- **Set exercise**
Do not carry the pictures over; copy every other part of the entries exactly.

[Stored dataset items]
■ ■ ■ ■

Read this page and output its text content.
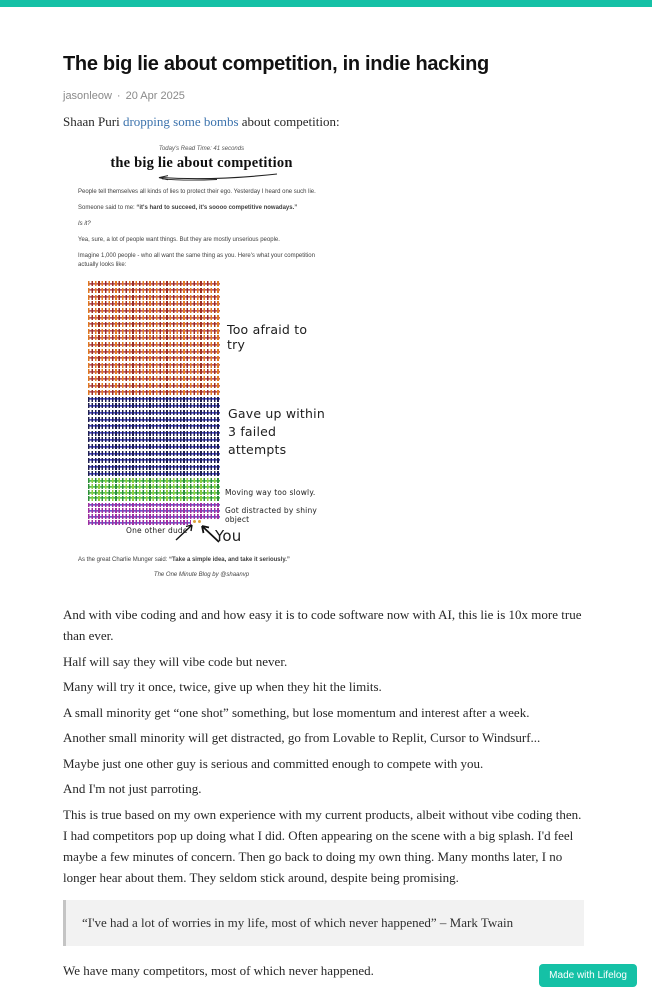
The big lie about competition, in indie hacking
jasonleow · 20 Apr 2025

Shaan Puri dropping some bombs about competition:

Today's Read Time: 41 seconds
the big lie about competition

People tell themselves all kinds of lies to protect their ego. Yesterday I heard one such lie.

Someone said to me: “it's hard to succeed, it's soooo competitive nowadays.”

Is it?

Yea, sure, a lot of people want things. But they are mostly unserious people.

Imagine 1,000 people - who all want the same thing as you. Here's what your competition actually looks like:

Too afraid to try
Gave up within 3 failed attempts
Moving way too slowly.
Got distracted by shiny object
One other dude You

As the great Charlie Munger said: “Take a simple idea, and take it seriously.”

The One Minute Blog by @shaanvp

And with vibe coding and and how easy it is to code software now with AI, this lie is 10x more true than ever.

Half will say they will vibe code but never.

Many will try it once, twice, give up when they hit the limits.

A small minority get “one shot” something, but lose momentum and interest after a week.

Another small minority will get distracted, go from Lovable to Replit, Cursor to Windsurf...

Maybe just one other guy is serious and committed enough to compete with you.

And I'm not just parroting.

This is true based on my own experience with my current products, albeit without vibe coding then. I had competitors pop up doing what I did. Often appearing on the scene with a big splash. I'd feel maybe a few minutes of concern. Then go back to doing my own thing. Many months later, I no longer hear about them. They seldom stick around, despite being promising.

“I've had a lot of worries in my life, most of which never happened” – Mark Twain

We have many competitors, most of which never happened.	Made with Lifelog
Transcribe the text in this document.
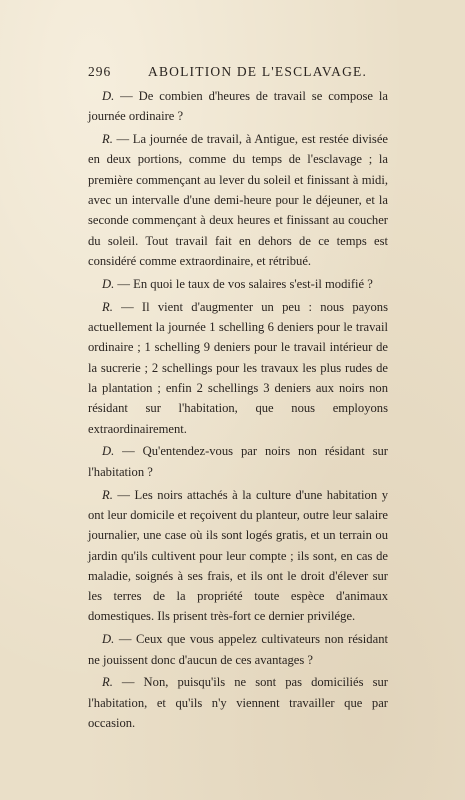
296	ABOLITION DE L'ESCLAVAGE.

D. — De combien d'heures de travail se compose la journée ordinaire ?

R. — La journée de travail, à Antigue, est restée divisée en deux portions, comme du temps de l'esclavage ; la première commençant au lever du soleil et finissant à midi, avec un intervalle d'une demi-heure pour le déjeuner, et la seconde commençant à deux heures et finissant au coucher du soleil. Tout travail fait en dehors de ce temps est considéré comme extraordinaire, et rétribué.

D. — En quoi le taux de vos salaires s'est-il modifié ?

R. — Il vient d'augmenter un peu : nous payons actuellement la journée 1 schelling 6 deniers pour le travail ordinaire ; 1 schelling 9 deniers pour le travail intérieur de la sucrerie ; 2 schellings pour les travaux les plus rudes de la plantation ; enfin 2 schellings 3 deniers aux noirs non résidant sur l'habitation, que nous employons extraordinairement.

D. — Qu'entendez-vous par noirs non résidant sur l'habitation ?

R. — Les noirs attachés à la culture d'une habitation y ont leur domicile et reçoivent du planteur, outre leur salaire journalier, une case où ils sont logés gratis, et un terrain ou jardin qu'ils cultivent pour leur compte ; ils sont, en cas de maladie, soignés à ses frais, et ils ont le droit d'élever sur les terres de la propriété toute espèce d'animaux domestiques. Ils prisent très-fort ce dernier privilége.

D. — Ceux que vous appelez cultivateurs non résidant ne jouissent donc d'aucun de ces avantages ?

R. — Non, puisqu'ils ne sont pas domiciliés sur l'habitation, et qu'ils n'y viennent travailler que par occasion.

■ ■ ■ ■

- **The completed task**
Read this page and output its text content.
The big lie about competition, in indie hacking
jasonleow · 20 Apr 2025

Shaan Puri dropping some bombs about competition:

Today's Read Time: 41 seconds
the big lie about competition

People tell themselves all kinds of lies to protect their ego. Yesterday I heard one such lie.

Someone said to me: “it's hard to succeed, it's soooo competitive nowadays.”

Is it?

Yea, sure, a lot of people want things. But they are mostly unserious people.

Imagine 1,000 people - who all want the same thing as you. Here's what your competition actually looks like:

Too afraid to try
Gave up within 3 failed attempts
Moving way too slowly.
Got distracted by shiny object
One other dude You

As the great Charlie Munger said: “Take a simple idea, and take it seriously.”

The One Minute Blog by @shaanvp

And with vibe coding and and how easy it is to code software now with AI, this lie is 10x more true than ever.

Half will say they will vibe code but never.

Many will try it once, twice, give up when they hit the limits.

A small minority get “one shot” something, but lose momentum and interest after a week.

Another small minority will get distracted, go from Lovable to Replit, Cursor to Windsurf...

Maybe just one other guy is serious and committed enough to compete with you.

And I'm not just parroting.

This is true based on my own experience with my current products, albeit without vibe coding then. I had competitors pop up doing what I did. Often appearing on the scene with a big splash. I'd feel maybe a few minutes of concern. Then go back to doing my own thing. Many months later, I no longer hear about them. They seldom stick around, despite being promising.

“I've had a lot of worries in my life, most of which never happened” – Mark Twain

We have many competitors, most of which never happened.	Made with Lifelog
Transcribe the text in this document.
296	ABOLITION DE L'ESCLAVAGE.

D. — De combien d'heures de travail se compose la journée ordinaire ?

R. — La journée de travail, à Antigue, est restée divisée en deux portions, comme du temps de l'esclavage ; la première commençant au lever du soleil et finissant à midi, avec un intervalle d'une demi-heure pour le déjeuner, et la seconde commençant à deux heures et finissant au coucher du soleil. Tout travail fait en dehors de ce temps est considéré comme extraordinaire, et rétribué.

D. — En quoi le taux de vos salaires s'est-il modifié ?

R. — Il vient d'augmenter un peu : nous payons actuellement la journée 1 schelling 6 deniers pour le travail ordinaire ; 1 schelling 9 deniers pour le travail intérieur de la sucrerie ; 2 schellings pour les travaux les plus rudes de la plantation ; enfin 2 schellings 3 deniers aux noirs non résidant sur l'habitation, que nous employons extraordinairement.

D. — Qu'entendez-vous par noirs non résidant sur l'habitation ?

R. — Les noirs attachés à la culture d'une habitation y ont leur domicile et reçoivent du planteur, outre leur salaire journalier, une case où ils sont logés gratis, et un terrain ou jardin qu'ils cultivent pour leur compte ; ils sont, en cas de maladie, soignés à ses frais, et ils ont le droit d'élever sur les terres de la propriété toute espèce d'animaux domestiques. Ils prisent très-fort ce dernier privilége.

D. — Ceux que vous appelez cultivateurs non résidant ne jouissent donc d'aucun de ces avantages ?

R. — Non, puisqu'ils ne sont pas domiciliés sur l'habitation, et qu'ils n'y viennent travailler que par occasion.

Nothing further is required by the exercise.